▶ _Kaynak metin_
————

Zaten yırtık pırtık bir hayalim vardı; bir cüce olarak ben, devler dünyasında, canavarların kuşattığı şatoda bulunan prensesi kurtaracaktım. Yola çıktım tahtadan kılıcım bir de ‘süpürge’ adında atım var. Zırhımı kuşandım.
Zamanımı Kim Üttü
‘’Bak bak havada kuş var’’ deyip zamanımı kim üttüyse rica ediyorum, lütfen hemen, elma desem çıksın, armut desem çıkmasın. Elma, elma eeee elma. Yoksa mızıkçılık yapıp oyundan çıkarım ha. Zaten yırtık pırtık bir hayalim vardı; bir cüce olarak ben, devler dünyasında, canavarların kuşattığı şatoda bulunan prensesi kurtaracaktım. Yola çıktım tahtadan kılıcım bir de ‘süpürge’ adında atım var. Zırhımı kuşandım.
Az gittim uz gittim. Dere tepe düz gittim. Bir baktım arkama bir arpa yol gitmişim. Yoruldum diye mola verdim evin avlusunda. Avluda kılıcımla önce karşıma çıkan devlerle savaşıyorum. Canlarını bağışlamam kaydıyla bana dört tane altın veriyorlar. Tamam, serbestsiniz dondurma parasını çıkardım diyorum. İki kişiydiler birsinin adı baba, diğerininki abi. Yola çıkıyorum serbest bıraktıklarım ‘dikkat et’ diyorlar, ben dörtnala koşturuyorum atımı. Ama yolda kendimi bilye oynayan çocuklara kaptırıyorum. Bütün zırhlarımı bilye karşılığında değiştiriyorum. Oyun ne kadar da güzelmiş. Oyunun cazibesinden alamıyorum kendimi, unutuyorum prensesin güzelliğini.

————

(Öğe konum listeleri)

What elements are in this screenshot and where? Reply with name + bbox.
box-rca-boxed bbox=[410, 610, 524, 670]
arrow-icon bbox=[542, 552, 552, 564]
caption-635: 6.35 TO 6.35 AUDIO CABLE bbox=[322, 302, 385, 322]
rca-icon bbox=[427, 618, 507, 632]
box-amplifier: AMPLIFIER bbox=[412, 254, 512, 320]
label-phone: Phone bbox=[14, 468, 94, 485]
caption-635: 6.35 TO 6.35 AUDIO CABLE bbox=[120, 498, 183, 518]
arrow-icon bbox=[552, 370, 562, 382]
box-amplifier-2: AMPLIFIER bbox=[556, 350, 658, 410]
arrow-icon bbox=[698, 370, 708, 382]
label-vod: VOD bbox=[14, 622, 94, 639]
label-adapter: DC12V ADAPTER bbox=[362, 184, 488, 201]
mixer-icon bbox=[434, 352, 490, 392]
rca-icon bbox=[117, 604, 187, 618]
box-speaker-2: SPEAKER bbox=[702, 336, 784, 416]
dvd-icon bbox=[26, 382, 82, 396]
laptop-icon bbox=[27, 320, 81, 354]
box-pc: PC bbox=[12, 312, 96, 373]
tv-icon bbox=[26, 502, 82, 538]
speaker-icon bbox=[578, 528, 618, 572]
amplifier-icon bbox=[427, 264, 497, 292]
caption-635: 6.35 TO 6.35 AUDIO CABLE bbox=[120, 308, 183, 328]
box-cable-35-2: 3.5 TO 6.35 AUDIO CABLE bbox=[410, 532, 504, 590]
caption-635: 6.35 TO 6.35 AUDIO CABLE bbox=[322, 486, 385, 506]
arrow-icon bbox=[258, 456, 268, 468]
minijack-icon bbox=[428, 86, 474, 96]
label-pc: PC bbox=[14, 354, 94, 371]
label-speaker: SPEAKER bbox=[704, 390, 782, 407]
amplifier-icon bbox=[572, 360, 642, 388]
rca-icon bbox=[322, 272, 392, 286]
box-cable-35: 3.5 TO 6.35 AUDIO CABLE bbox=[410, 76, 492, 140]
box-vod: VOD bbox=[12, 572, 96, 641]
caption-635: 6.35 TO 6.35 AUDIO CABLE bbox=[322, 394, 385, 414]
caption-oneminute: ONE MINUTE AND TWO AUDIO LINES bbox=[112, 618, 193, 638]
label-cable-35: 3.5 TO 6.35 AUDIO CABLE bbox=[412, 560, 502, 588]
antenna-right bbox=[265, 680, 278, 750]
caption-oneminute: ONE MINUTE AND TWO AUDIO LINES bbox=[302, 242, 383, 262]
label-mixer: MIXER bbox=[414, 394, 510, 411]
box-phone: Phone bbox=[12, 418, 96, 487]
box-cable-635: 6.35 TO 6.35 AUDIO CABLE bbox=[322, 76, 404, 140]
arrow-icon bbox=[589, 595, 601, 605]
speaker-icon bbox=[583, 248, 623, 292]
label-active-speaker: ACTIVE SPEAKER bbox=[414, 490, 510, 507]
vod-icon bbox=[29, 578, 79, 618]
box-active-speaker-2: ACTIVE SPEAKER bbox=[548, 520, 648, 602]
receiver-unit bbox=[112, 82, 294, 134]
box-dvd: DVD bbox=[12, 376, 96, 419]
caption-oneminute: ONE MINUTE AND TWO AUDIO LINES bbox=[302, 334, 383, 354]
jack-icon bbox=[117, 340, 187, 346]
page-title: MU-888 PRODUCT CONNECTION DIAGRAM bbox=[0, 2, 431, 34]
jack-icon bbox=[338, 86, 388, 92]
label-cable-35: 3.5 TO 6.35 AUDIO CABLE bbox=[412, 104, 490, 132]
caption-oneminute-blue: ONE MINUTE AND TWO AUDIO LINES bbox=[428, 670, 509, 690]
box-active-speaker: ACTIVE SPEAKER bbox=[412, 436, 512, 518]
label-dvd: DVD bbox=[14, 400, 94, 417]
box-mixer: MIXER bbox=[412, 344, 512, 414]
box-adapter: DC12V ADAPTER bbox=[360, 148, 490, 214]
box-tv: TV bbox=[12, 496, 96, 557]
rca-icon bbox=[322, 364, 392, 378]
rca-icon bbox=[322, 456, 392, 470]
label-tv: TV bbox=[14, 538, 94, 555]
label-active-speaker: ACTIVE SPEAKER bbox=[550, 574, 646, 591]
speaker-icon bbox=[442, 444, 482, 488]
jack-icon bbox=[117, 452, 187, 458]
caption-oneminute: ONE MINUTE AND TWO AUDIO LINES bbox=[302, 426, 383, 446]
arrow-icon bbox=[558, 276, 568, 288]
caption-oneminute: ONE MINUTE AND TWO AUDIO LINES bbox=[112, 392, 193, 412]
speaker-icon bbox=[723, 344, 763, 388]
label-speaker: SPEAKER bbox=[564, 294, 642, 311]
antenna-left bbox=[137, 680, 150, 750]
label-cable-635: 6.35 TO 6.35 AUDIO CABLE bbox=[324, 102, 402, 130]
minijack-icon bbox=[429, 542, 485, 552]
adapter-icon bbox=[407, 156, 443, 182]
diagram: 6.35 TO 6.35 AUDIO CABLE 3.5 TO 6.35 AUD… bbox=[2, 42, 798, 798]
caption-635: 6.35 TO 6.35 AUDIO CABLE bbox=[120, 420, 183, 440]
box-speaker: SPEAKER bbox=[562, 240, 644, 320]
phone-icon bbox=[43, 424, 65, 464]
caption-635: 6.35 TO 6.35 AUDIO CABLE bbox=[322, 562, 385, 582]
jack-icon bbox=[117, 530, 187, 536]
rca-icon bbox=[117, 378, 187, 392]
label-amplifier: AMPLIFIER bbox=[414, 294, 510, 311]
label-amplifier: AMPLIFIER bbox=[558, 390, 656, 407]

————

Kaynak metne göre şu üç ifadenin doğru olup olmadığını her biri için evet ya da hayır diye belirtin ve kararı belirleyen sözleri metinden aynen alıntılayın: 1. Anlatıcı, canlarını bağışladığı devlerden dört altın alır. 2. Anlatıcının atının adı Rüzgâr'dır. 3. Anlatıcı zırhlarını bilyelerle değiştirir. Kayıtlara gerek yoktur.

▶ _Görevin yanıtı_
1. Evet: “Canlarını bağışlamam kaydıyla bana dört tane altın veriyorlar.”
2. Hayır: “bir de ‘süpürge’ adında atım var.”
3. Evet: “Bütün zırhlarımı bilye karşılığında değiştiriyorum.”